Pull out every line with the word "faites" from the entries below.
----
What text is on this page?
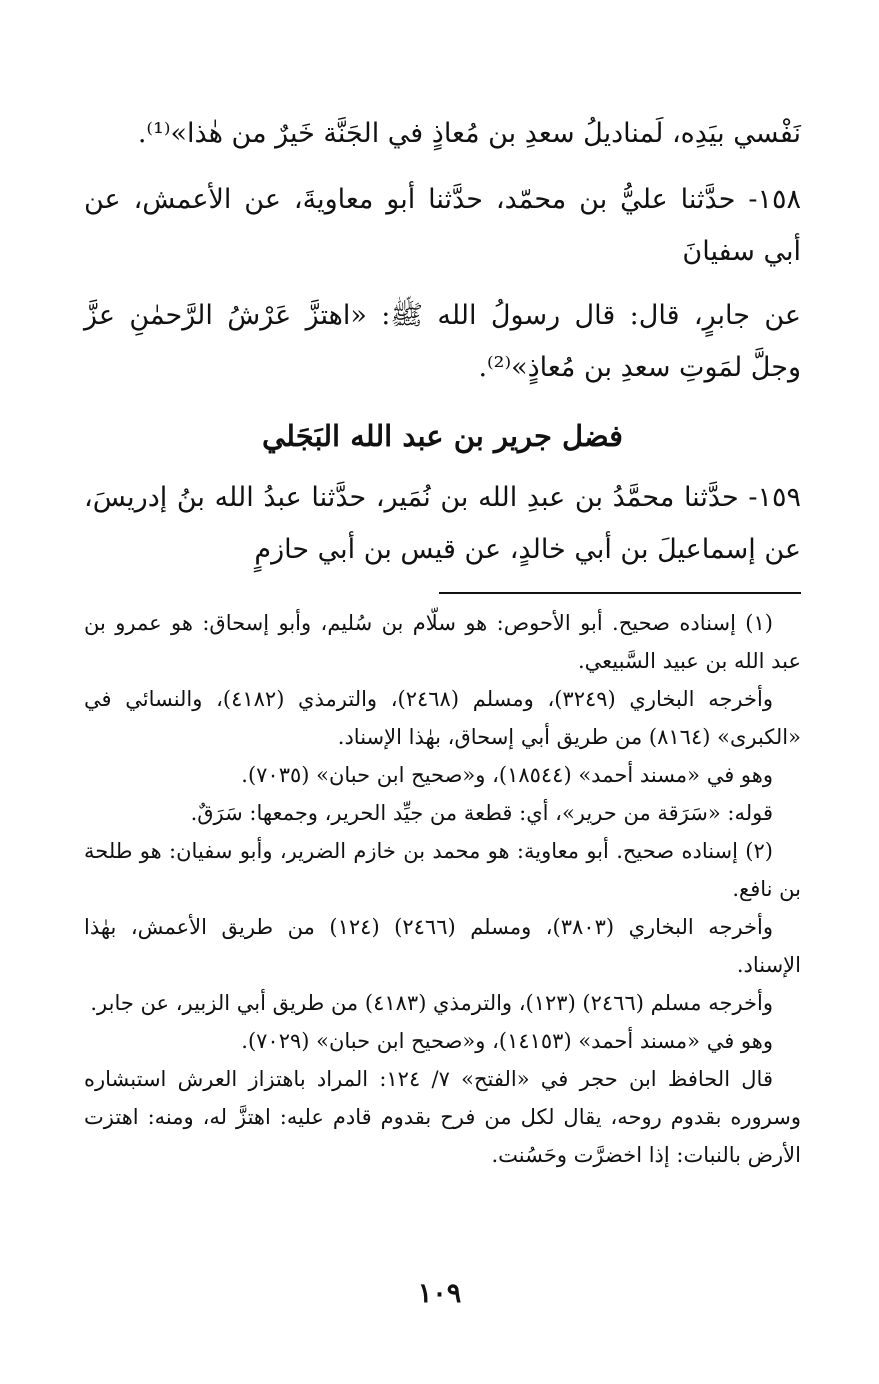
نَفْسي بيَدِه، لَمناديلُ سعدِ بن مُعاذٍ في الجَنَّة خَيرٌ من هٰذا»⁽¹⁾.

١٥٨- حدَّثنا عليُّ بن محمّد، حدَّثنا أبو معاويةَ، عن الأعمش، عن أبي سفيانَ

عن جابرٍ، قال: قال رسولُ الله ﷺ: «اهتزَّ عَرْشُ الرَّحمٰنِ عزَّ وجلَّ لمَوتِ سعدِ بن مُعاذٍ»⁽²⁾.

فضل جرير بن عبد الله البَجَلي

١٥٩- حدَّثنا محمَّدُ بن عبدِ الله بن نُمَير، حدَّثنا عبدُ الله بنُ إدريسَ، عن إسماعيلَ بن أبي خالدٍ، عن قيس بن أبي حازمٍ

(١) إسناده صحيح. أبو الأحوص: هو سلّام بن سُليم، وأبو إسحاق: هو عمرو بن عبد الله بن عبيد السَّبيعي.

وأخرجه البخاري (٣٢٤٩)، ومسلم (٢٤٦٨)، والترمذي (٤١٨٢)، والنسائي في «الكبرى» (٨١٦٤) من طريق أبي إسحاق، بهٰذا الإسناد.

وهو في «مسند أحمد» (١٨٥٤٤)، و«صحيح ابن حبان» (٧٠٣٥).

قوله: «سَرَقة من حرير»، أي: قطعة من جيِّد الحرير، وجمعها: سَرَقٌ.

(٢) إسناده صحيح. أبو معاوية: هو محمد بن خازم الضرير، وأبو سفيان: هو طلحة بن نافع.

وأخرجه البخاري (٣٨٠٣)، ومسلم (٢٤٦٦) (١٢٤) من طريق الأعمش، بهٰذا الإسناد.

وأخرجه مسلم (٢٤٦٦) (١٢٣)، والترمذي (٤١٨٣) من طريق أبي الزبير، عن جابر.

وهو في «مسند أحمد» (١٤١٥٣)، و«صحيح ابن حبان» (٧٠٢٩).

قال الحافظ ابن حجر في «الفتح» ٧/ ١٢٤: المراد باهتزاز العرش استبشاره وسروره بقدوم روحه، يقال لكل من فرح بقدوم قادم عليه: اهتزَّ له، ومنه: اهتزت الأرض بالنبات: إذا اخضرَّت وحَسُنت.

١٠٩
----
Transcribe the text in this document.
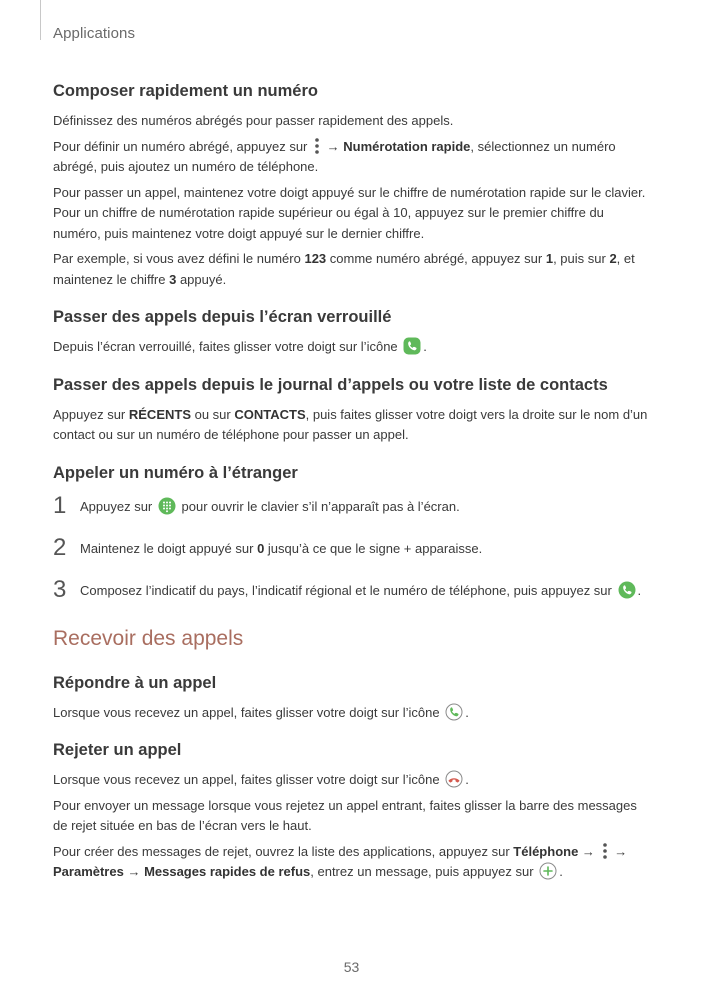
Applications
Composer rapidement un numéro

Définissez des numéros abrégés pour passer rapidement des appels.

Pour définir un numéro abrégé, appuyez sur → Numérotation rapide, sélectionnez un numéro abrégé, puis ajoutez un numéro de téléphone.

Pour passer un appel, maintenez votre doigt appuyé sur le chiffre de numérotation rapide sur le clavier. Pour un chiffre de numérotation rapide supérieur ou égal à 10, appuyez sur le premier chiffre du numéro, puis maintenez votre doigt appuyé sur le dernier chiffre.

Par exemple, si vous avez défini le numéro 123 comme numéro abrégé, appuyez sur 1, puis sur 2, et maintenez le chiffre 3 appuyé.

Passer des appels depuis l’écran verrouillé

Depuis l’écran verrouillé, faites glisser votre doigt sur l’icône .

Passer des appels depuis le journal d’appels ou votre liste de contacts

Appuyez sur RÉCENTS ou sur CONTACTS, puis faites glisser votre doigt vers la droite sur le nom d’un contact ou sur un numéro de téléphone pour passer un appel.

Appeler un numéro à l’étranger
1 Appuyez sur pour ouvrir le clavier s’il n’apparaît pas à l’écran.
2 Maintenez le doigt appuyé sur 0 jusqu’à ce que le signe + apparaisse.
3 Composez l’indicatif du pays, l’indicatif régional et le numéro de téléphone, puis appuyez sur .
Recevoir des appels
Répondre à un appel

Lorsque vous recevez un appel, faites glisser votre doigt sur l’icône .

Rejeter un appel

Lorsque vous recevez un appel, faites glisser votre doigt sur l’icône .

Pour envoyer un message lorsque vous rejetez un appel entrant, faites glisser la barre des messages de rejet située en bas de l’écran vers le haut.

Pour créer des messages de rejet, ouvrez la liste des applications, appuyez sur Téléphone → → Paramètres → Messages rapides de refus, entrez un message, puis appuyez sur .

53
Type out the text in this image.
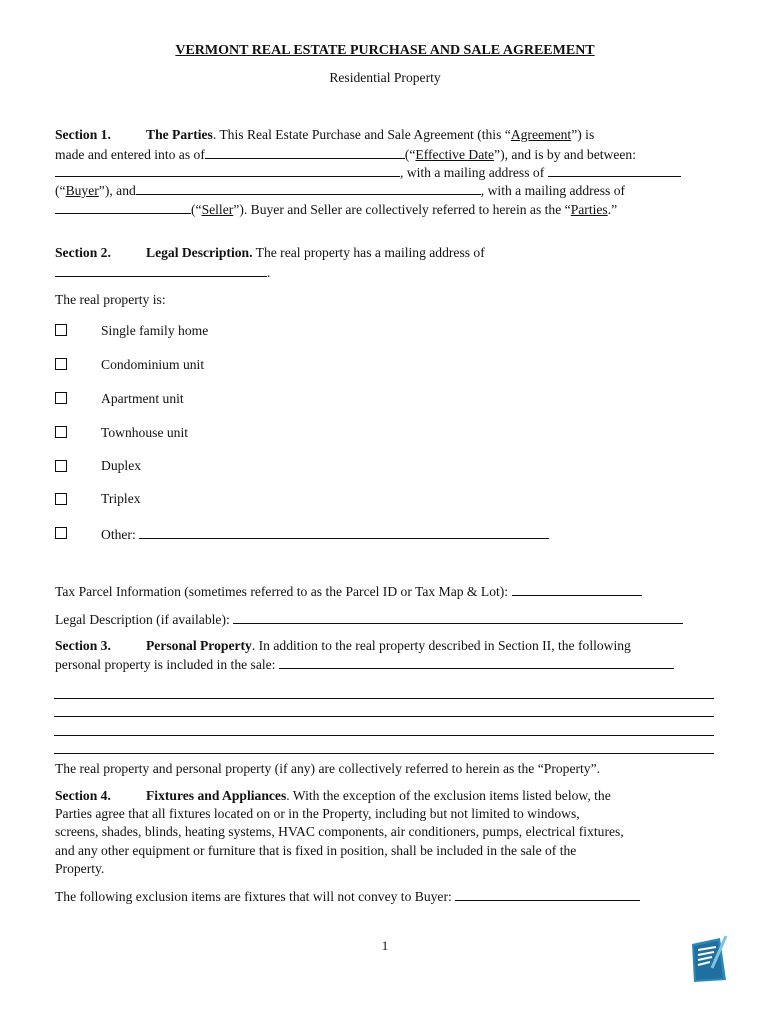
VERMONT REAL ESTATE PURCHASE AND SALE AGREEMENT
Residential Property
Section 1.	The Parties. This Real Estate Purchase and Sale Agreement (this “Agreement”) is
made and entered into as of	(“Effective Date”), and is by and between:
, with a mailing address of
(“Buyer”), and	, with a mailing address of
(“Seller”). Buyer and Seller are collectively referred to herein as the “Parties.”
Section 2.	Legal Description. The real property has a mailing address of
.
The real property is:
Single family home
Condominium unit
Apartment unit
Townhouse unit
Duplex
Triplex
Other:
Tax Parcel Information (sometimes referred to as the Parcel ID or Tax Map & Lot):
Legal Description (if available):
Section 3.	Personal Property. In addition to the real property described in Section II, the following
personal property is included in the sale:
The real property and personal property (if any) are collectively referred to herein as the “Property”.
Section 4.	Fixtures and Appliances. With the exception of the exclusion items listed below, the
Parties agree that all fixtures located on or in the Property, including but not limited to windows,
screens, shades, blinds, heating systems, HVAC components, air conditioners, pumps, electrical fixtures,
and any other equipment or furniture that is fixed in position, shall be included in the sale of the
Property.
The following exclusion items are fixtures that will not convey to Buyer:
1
----
Answer to this problem:
Depuis l’écran verrouillé, faites glisser votre doigt sur l’icône .
Appuyez sur RÉCENTS ou sur CONTACTS, puis faites glisser votre doigt vers la droite sur le nom d’un contact ou sur un numéro de téléphone pour passer un appel.
Lorsque vous recevez un appel, faites glisser votre doigt sur l’icône .
Lorsque vous recevez un appel, faites glisser votre doigt sur l’icône .
Pour envoyer un message lorsque vous rejetez un appel entrant, faites glisser la barre des messages de rejet située en bas de l’écran vers le haut.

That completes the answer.